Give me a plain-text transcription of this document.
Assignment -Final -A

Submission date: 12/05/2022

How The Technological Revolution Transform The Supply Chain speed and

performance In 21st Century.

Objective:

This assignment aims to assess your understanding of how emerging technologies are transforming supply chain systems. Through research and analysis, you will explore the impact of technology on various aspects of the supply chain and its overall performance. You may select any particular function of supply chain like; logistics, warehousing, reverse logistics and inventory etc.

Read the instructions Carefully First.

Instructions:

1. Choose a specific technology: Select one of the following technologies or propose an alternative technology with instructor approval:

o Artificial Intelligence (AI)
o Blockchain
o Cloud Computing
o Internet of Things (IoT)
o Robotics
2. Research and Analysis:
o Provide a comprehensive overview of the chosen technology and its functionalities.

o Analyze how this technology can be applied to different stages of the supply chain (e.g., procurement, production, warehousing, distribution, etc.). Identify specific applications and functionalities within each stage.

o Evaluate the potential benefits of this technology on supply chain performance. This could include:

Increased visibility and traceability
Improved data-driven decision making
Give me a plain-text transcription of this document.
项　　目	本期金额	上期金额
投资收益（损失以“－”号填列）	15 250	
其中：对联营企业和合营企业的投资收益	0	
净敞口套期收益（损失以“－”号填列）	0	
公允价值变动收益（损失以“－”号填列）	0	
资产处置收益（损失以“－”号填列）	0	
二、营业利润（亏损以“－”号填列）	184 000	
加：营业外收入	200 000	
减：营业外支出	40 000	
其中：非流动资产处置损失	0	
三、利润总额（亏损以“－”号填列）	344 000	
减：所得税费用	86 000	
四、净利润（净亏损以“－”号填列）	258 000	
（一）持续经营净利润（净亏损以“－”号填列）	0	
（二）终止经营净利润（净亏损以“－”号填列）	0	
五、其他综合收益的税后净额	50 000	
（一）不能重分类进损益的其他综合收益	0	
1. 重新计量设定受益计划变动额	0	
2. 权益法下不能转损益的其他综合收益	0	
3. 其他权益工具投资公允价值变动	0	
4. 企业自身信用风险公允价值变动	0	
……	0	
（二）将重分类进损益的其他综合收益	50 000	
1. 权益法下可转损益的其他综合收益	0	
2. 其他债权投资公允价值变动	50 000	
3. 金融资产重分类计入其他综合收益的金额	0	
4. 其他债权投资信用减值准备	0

Stated problem
Check each line above for the word "technology" and copy the ones that have it.

Correct result
This assignment aims to assess your understanding of how emerging technologies are transforming supply chain systems. Through research and analysis, you will explore the impact of technology on various aspects of the supply chain and its overall performance. You may select any particular function of supply chain like; logistics, warehousing, reverse logistics and inventory etc.
1. Choose a specific technology: Select one of the following technologies or propose an alternative technology with instructor approval:
o Provide a comprehensive overview of the chosen technology and its functionalities.
o Analyze how this technology can be applied to different stages of the supply chain (e.g., procurement, production, warehousing, distribution, etc.). Identify specific applications and functionalities within each stage.
o Evaluate the potential benefits of this technology on supply chain performance. This could include:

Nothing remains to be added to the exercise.